■ **WHAT YOU HAVE TO DO**
Give the number of lines in the data that hold the string "this". Nothing else is needed.

■ **INPUT MATERIAL**

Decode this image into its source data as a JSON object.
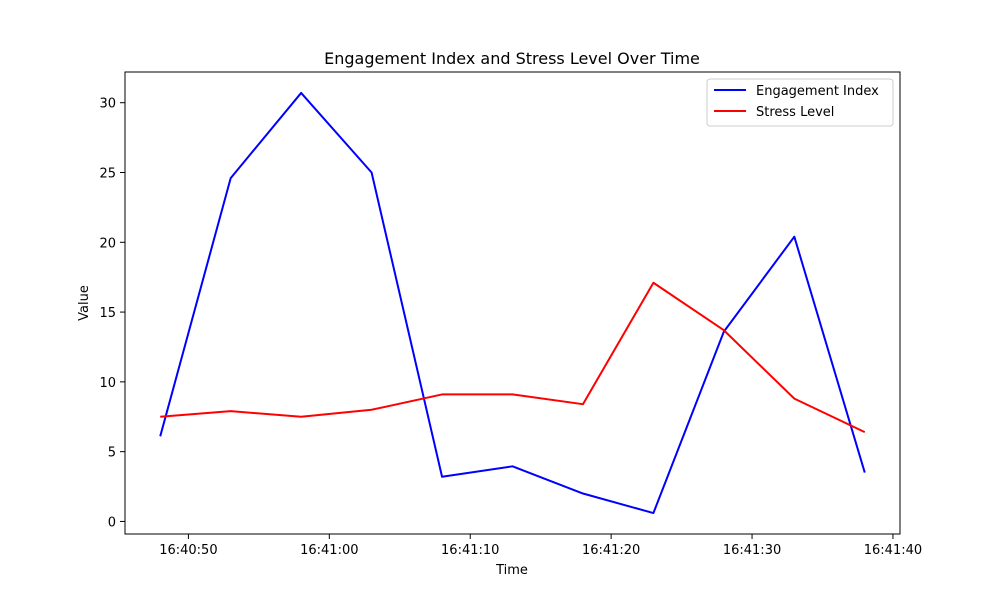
==
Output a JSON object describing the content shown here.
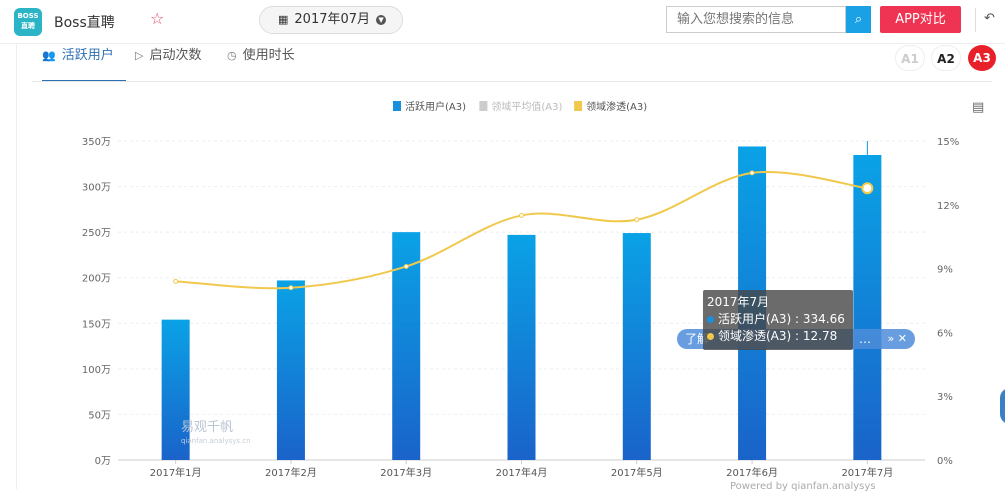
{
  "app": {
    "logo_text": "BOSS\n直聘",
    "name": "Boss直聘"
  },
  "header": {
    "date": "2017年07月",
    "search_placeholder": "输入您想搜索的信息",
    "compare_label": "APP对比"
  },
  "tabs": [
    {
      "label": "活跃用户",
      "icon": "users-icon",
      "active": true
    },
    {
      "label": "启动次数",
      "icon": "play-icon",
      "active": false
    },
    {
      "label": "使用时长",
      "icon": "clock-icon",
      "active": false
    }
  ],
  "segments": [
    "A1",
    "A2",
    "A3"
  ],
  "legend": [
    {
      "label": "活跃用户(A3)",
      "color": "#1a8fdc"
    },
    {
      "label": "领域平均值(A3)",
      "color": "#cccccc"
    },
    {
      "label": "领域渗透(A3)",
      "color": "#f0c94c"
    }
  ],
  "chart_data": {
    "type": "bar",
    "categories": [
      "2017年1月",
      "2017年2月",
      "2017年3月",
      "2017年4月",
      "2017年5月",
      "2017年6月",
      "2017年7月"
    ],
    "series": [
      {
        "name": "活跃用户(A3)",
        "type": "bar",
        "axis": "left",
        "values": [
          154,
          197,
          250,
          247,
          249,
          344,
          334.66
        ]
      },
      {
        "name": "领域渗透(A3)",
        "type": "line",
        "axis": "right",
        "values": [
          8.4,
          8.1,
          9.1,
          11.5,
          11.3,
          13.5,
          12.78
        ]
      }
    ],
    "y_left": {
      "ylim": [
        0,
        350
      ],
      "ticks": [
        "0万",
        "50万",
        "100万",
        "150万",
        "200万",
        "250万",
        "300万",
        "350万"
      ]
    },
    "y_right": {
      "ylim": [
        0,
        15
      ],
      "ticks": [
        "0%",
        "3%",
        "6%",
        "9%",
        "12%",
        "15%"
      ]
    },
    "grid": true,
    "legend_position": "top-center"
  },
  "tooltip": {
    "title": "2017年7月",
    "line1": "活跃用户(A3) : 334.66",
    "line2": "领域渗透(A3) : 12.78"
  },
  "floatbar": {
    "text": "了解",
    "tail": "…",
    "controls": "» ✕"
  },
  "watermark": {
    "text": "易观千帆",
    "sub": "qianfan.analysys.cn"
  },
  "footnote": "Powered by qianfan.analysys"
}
--
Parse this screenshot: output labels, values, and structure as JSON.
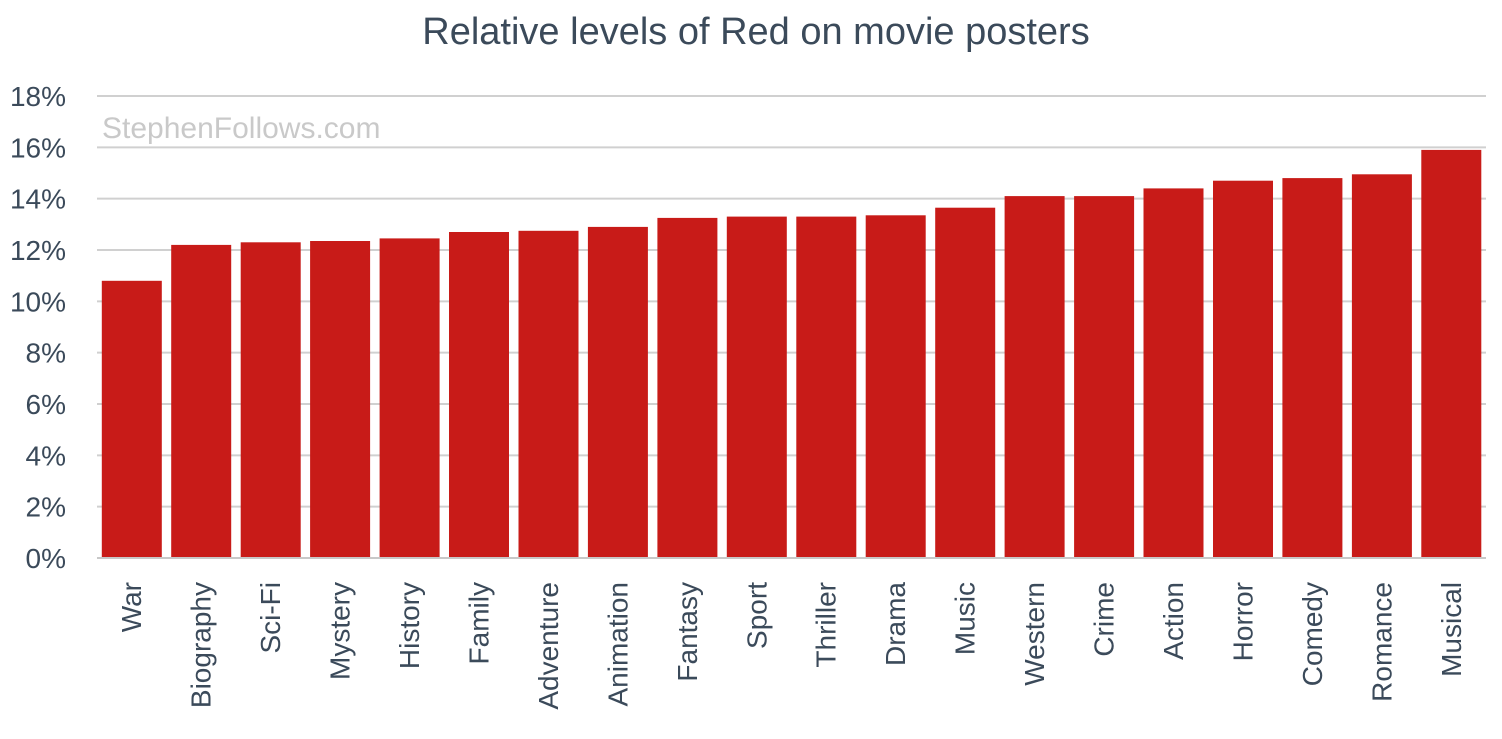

■ **WORKED SOLUTION**
2